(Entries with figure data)
------

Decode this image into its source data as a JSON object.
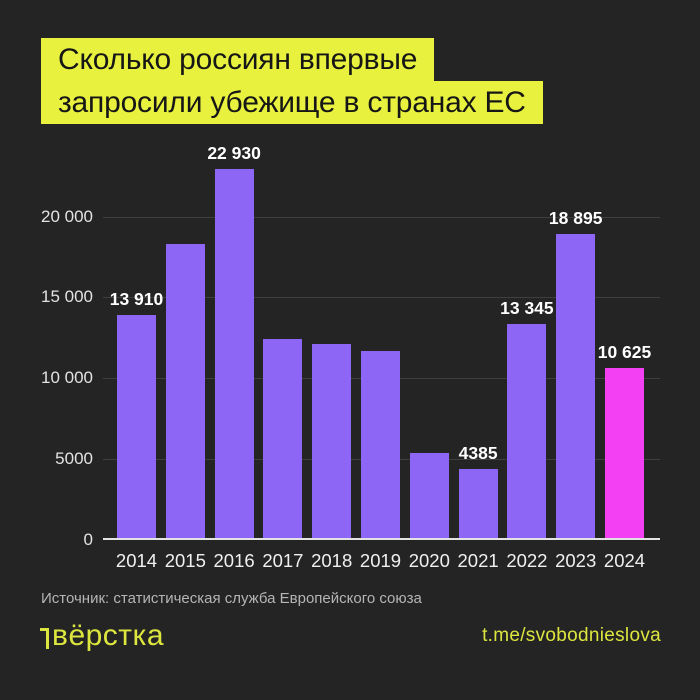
{
  "title": {
    "line1": "Сколько россиян впервые",
    "line2": "запросили убежище в странах ЕС"
  },
  "chart_data": {
    "type": "bar",
    "title": "Сколько россиян впервые запросили убежище в странах ЕС",
    "xlabel": "",
    "ylabel": "",
    "ylim": [
      0,
      24000
    ],
    "grid": true,
    "legend": "none",
    "yticks": [
      {
        "value": 0,
        "label": "0"
      },
      {
        "value": 5000,
        "label": "5000"
      },
      {
        "value": 10000,
        "label": "10 000"
      },
      {
        "value": 15000,
        "label": "15 000"
      },
      {
        "value": 20000,
        "label": "20 000"
      }
    ],
    "bars": [
      {
        "year": "2014",
        "value": 13910,
        "label": "13 910",
        "highlight": false
      },
      {
        "year": "2015",
        "value": 18300,
        "label": null,
        "highlight": false
      },
      {
        "year": "2016",
        "value": 22930,
        "label": "22 930",
        "highlight": false
      },
      {
        "year": "2017",
        "value": 12460,
        "label": null,
        "highlight": false
      },
      {
        "year": "2018",
        "value": 12100,
        "label": null,
        "highlight": false
      },
      {
        "year": "2019",
        "value": 11700,
        "label": null,
        "highlight": false
      },
      {
        "year": "2020",
        "value": 5400,
        "label": null,
        "highlight": false
      },
      {
        "year": "2021",
        "value": 4385,
        "label": "4385",
        "highlight": false
      },
      {
        "year": "2022",
        "value": 13345,
        "label": "13 345",
        "highlight": false
      },
      {
        "year": "2023",
        "value": 18895,
        "label": "18 895",
        "highlight": false
      },
      {
        "year": "2024",
        "value": 10625,
        "label": "10 625",
        "highlight": true
      }
    ]
  },
  "footer": {
    "source": "Источник: статистическая служба Европейского союза",
    "logo": "вёрстка",
    "telegram": "t.me/svobodnieslova"
  },
  "colors": {
    "background": "#242424",
    "accent_yellow": "#e7f13e",
    "footer_yellow": "#dce63f",
    "bar_purple": "#8e66f5",
    "bar_magenta": "#f340f3",
    "grid": "#3f3f3f",
    "baseline": "#e3e3e3",
    "title_text": "#161616",
    "axis_text": "#e3e3e3",
    "value_text": "#ffffff",
    "source_text": "#b5b5b5"
  }
}
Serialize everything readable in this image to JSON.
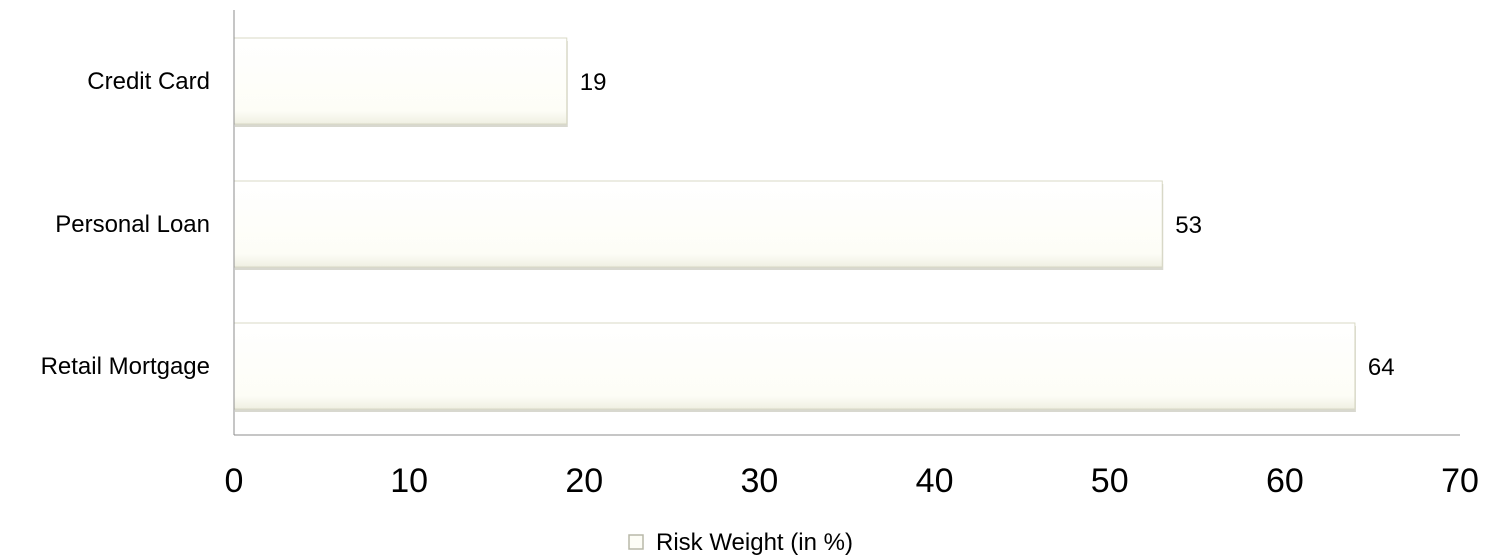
{
  "chart_data": {
    "type": "bar",
    "orientation": "horizontal",
    "categories": [
      "Credit Card",
      "Personal Loan",
      "Retail Mortgage"
    ],
    "series": [
      {
        "name": "Risk Weight (in %)",
        "values": [
          19,
          53,
          64
        ]
      }
    ],
    "data_labels": [
      "19",
      "53",
      "64"
    ],
    "xlim": [
      0,
      70
    ],
    "xticks": [
      0,
      10,
      20,
      30,
      40,
      50,
      60,
      70
    ],
    "xtick_labels": [
      "0",
      "10",
      "20",
      "30",
      "40",
      "50",
      "60",
      "70"
    ],
    "title": "",
    "xlabel": "",
    "ylabel": "",
    "grid": false,
    "legend_position": "bottom",
    "colors": {
      "bar_fill": "#fdfdf6",
      "bar_edge": "#d9d9c4",
      "bar_shadow": "#b8b8a8",
      "axis": "#8c8c8c"
    }
  }
}
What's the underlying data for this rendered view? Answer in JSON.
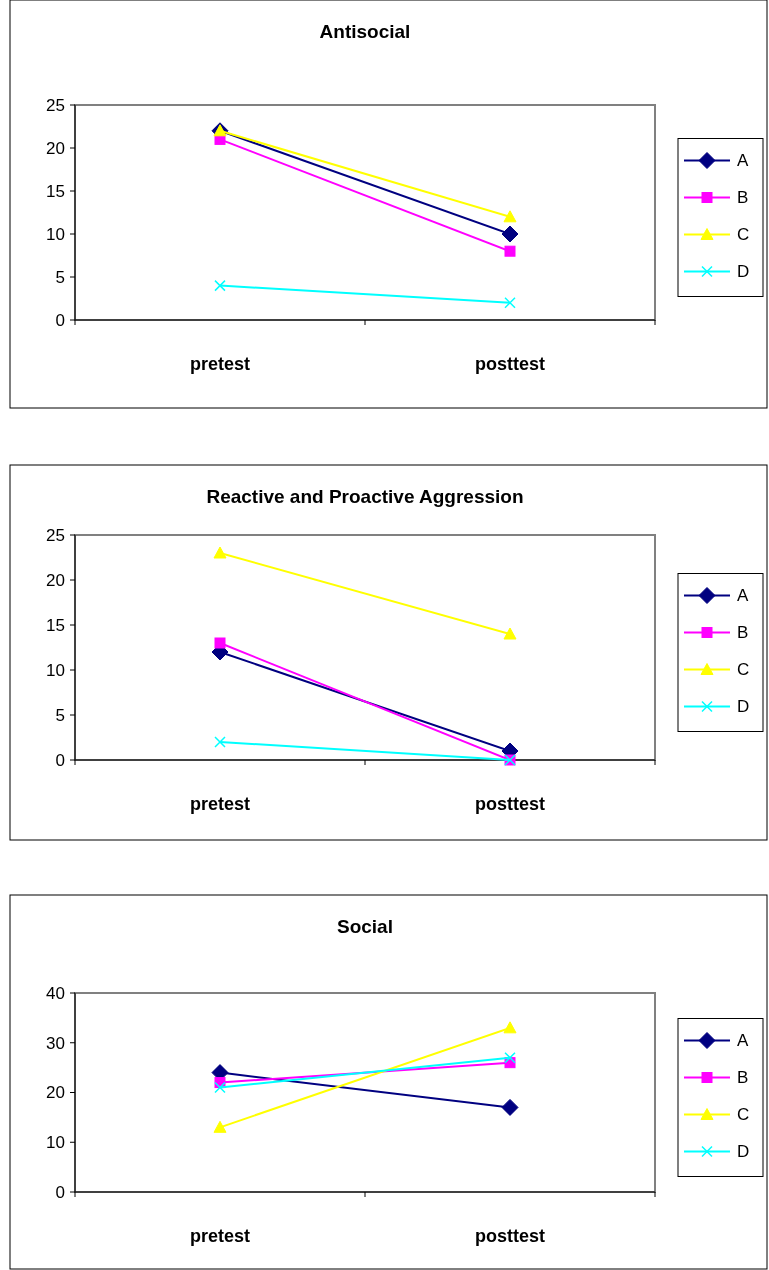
{
  "chart_data": [
    {
      "type": "line",
      "title": "Antisocial",
      "categories": [
        "pretest",
        "posttest"
      ],
      "ylim": [
        0,
        25
      ],
      "yticks": [
        0,
        5,
        10,
        15,
        20,
        25
      ],
      "grid": false,
      "legend": "right",
      "series": [
        {
          "name": "A",
          "color": "#000080",
          "marker": "diamond",
          "values": [
            22,
            10
          ]
        },
        {
          "name": "B",
          "color": "#ff00ff",
          "marker": "square",
          "values": [
            21,
            8
          ]
        },
        {
          "name": "C",
          "color": "#ffff00",
          "marker": "triangle",
          "values": [
            22,
            12
          ]
        },
        {
          "name": "D",
          "color": "#00ffff",
          "marker": "cross",
          "values": [
            4,
            2
          ]
        }
      ]
    },
    {
      "type": "line",
      "title": "Reactive and Proactive Aggression",
      "categories": [
        "pretest",
        "posttest"
      ],
      "ylim": [
        0,
        25
      ],
      "yticks": [
        0,
        5,
        10,
        15,
        20,
        25
      ],
      "grid": false,
      "legend": "right",
      "series": [
        {
          "name": "A",
          "color": "#000080",
          "marker": "diamond",
          "values": [
            12,
            1
          ]
        },
        {
          "name": "B",
          "color": "#ff00ff",
          "marker": "square",
          "values": [
            13,
            0
          ]
        },
        {
          "name": "C",
          "color": "#ffff00",
          "marker": "triangle",
          "values": [
            23,
            14
          ]
        },
        {
          "name": "D",
          "color": "#00ffff",
          "marker": "cross",
          "values": [
            2,
            0
          ]
        }
      ]
    },
    {
      "type": "line",
      "title": "Social",
      "categories": [
        "pretest",
        "posttest"
      ],
      "ylim": [
        0,
        40
      ],
      "yticks": [
        0,
        10,
        20,
        30,
        40
      ],
      "grid": false,
      "legend": "right",
      "series": [
        {
          "name": "A",
          "color": "#000080",
          "marker": "diamond",
          "values": [
            24,
            17
          ]
        },
        {
          "name": "B",
          "color": "#ff00ff",
          "marker": "square",
          "values": [
            22,
            26
          ]
        },
        {
          "name": "C",
          "color": "#ffff00",
          "marker": "triangle",
          "values": [
            13,
            33
          ]
        },
        {
          "name": "D",
          "color": "#00ffff",
          "marker": "cross",
          "values": [
            21,
            27
          ]
        }
      ]
    }
  ]
}
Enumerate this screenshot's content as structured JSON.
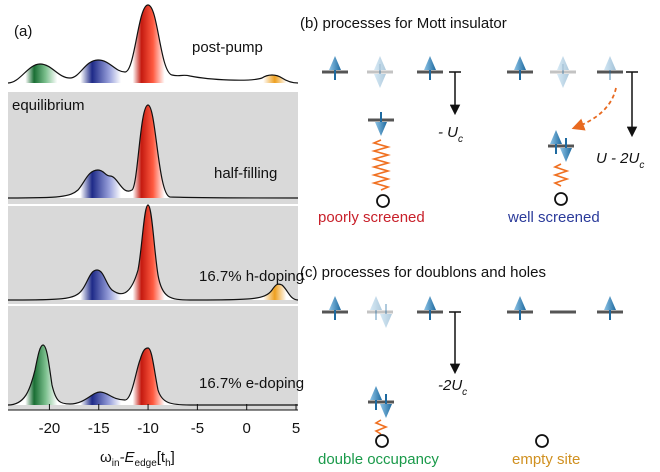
{
  "panel_a": {
    "label": "(a)",
    "equilibrium_label": "equilibrium",
    "spectra_labels": [
      "post-pump",
      "half-filling",
      "16.7% h-doping",
      "16.7% e-doping"
    ],
    "xlim": [
      -24.2,
      5.2
    ],
    "xticks": [
      -20,
      -15,
      -10,
      -5,
      0,
      5
    ],
    "x_label": {
      "omega": "ω",
      "omega_sub": "in",
      "edge": "-E",
      "edge_sub": "edge",
      "unit_open": "[t",
      "unit_sub": "h",
      "unit_close": "]"
    }
  },
  "panel_b": {
    "title": "(b) processes for Mott insulator",
    "energy_left": {
      "main": "- U",
      "sub": "c"
    },
    "energy_right": {
      "main": "U - 2U",
      "sub": "c"
    },
    "label_left": "poorly screened",
    "label_right": "well screened"
  },
  "panel_c": {
    "title": "(c) processes for doublons and holes",
    "energy": {
      "main": "-2U",
      "sub": "c"
    },
    "label_left": "double occupancy",
    "label_right": "empty site"
  }
}
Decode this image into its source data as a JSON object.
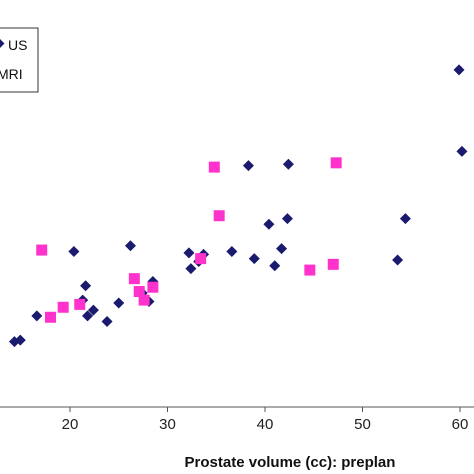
{
  "chart_data": {
    "type": "scatter",
    "xlabel": "Prostate volume (cc): preplan",
    "ylabel": "",
    "xlim": [
      13,
      61
    ],
    "x_ticks": [
      20,
      30,
      40,
      50,
      60
    ],
    "grid": false,
    "legend_position": "top-left",
    "series": [
      {
        "name": "US",
        "marker": "diamond",
        "color": "#1a1a6e",
        "points": [
          {
            "x": 14.3,
            "y": 1.0
          },
          {
            "x": 14.9,
            "y": 2.0
          },
          {
            "x": 16.6,
            "y": 19.0
          },
          {
            "x": 20.4,
            "y": 64.0
          },
          {
            "x": 21.3,
            "y": 30.0
          },
          {
            "x": 21.6,
            "y": 40.0
          },
          {
            "x": 21.8,
            "y": 19.0
          },
          {
            "x": 22.4,
            "y": 23.0
          },
          {
            "x": 23.8,
            "y": 15.0
          },
          {
            "x": 25.0,
            "y": 28.0
          },
          {
            "x": 26.2,
            "y": 68.0
          },
          {
            "x": 27.4,
            "y": 35.0
          },
          {
            "x": 28.1,
            "y": 29.0
          },
          {
            "x": 28.5,
            "y": 43.0
          },
          {
            "x": 32.2,
            "y": 63.0
          },
          {
            "x": 32.4,
            "y": 52.0
          },
          {
            "x": 33.2,
            "y": 57.0
          },
          {
            "x": 33.7,
            "y": 62.0
          },
          {
            "x": 36.6,
            "y": 64.0
          },
          {
            "x": 38.3,
            "y": 124.0
          },
          {
            "x": 38.9,
            "y": 59.0
          },
          {
            "x": 40.4,
            "y": 83.0
          },
          {
            "x": 41.0,
            "y": 54.0
          },
          {
            "x": 41.7,
            "y": 66.0
          },
          {
            "x": 42.3,
            "y": 87.0
          },
          {
            "x": 42.4,
            "y": 125.0
          },
          {
            "x": 53.6,
            "y": 58.0
          },
          {
            "x": 54.4,
            "y": 87.0
          },
          {
            "x": 59.9,
            "y": 191.0
          },
          {
            "x": 60.2,
            "y": 134.0
          }
        ]
      },
      {
        "name": "MRI",
        "marker": "square",
        "color": "#ff33cc",
        "points": [
          {
            "x": 17.1,
            "y": 65.0
          },
          {
            "x": 18.0,
            "y": 18.0
          },
          {
            "x": 19.3,
            "y": 25.0
          },
          {
            "x": 21.0,
            "y": 27.0
          },
          {
            "x": 26.6,
            "y": 45.0
          },
          {
            "x": 27.1,
            "y": 36.0
          },
          {
            "x": 27.6,
            "y": 30.0
          },
          {
            "x": 28.5,
            "y": 39.0
          },
          {
            "x": 33.4,
            "y": 59.0
          },
          {
            "x": 34.8,
            "y": 123.0
          },
          {
            "x": 35.3,
            "y": 89.0
          },
          {
            "x": 44.6,
            "y": 51.0
          },
          {
            "x": 47.0,
            "y": 55.0
          },
          {
            "x": 47.3,
            "y": 126.0
          }
        ]
      }
    ]
  },
  "legend": {
    "items": [
      {
        "label": "US"
      },
      {
        "label": "MRI"
      }
    ]
  }
}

------

## Given request
Search the data for the string "странах". List each line that has it.

## Full solution
    "line2": "запросили убежище в странах ЕС"
    "title": "Сколько россиян впервые запросили убежище в странах ЕС",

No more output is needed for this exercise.